§ **STATED GOAL**:
Locate each line with the string "like" in the listing below and copy it.

++++ LISTED RECORDS ++++

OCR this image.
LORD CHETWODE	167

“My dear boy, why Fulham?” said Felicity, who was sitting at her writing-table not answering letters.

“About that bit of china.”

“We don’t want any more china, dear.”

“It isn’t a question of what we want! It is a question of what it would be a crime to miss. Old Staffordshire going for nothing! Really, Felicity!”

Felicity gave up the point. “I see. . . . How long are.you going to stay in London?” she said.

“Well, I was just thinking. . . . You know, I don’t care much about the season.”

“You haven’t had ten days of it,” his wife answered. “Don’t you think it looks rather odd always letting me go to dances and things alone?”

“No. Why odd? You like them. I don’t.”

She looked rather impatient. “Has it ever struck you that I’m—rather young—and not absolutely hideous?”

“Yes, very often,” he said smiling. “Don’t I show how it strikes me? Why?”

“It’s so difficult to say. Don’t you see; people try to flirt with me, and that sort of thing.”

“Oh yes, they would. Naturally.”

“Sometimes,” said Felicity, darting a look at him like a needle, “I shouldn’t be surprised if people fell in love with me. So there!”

++++

§ **RESULT OF THIS TASK**:
“No. Why odd? You like them. I don’t.”
“Sometimes,” said Felicity, darting a look at him like a needle, “I shouldn’t be surprised if people fell in love with me. So there!”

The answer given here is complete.